> What you have to do
Go over the listing below line by line and tally those containing "Then". Give only the tally.

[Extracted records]
═══
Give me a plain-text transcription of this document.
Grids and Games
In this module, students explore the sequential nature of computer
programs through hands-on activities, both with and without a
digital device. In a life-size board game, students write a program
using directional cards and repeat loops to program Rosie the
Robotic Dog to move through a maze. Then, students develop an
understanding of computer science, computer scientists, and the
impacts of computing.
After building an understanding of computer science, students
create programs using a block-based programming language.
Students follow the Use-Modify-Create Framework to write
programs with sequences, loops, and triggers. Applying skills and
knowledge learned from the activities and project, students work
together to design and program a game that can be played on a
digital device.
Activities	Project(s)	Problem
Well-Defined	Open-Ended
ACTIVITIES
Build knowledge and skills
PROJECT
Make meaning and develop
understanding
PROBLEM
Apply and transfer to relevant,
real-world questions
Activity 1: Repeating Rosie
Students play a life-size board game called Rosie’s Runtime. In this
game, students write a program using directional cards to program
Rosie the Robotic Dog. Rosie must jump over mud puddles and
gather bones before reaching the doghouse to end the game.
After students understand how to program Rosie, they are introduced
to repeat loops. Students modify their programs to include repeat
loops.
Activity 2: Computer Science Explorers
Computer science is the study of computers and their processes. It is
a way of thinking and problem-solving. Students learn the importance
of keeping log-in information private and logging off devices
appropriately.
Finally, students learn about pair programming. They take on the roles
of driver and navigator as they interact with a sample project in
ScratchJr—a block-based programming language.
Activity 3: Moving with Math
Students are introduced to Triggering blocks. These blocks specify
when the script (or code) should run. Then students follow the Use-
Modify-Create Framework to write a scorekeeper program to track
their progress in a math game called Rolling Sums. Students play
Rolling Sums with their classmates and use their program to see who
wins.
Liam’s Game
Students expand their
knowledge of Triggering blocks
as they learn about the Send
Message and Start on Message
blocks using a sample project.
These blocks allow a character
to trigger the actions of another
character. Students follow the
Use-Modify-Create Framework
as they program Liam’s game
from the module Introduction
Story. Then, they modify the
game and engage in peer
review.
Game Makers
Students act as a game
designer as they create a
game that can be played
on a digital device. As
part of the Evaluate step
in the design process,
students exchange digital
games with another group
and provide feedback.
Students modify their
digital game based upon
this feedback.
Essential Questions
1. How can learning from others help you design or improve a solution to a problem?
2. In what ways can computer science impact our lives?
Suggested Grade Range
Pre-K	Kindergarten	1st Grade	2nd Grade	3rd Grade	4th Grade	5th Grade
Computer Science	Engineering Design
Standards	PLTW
═══
> Solution to this task
3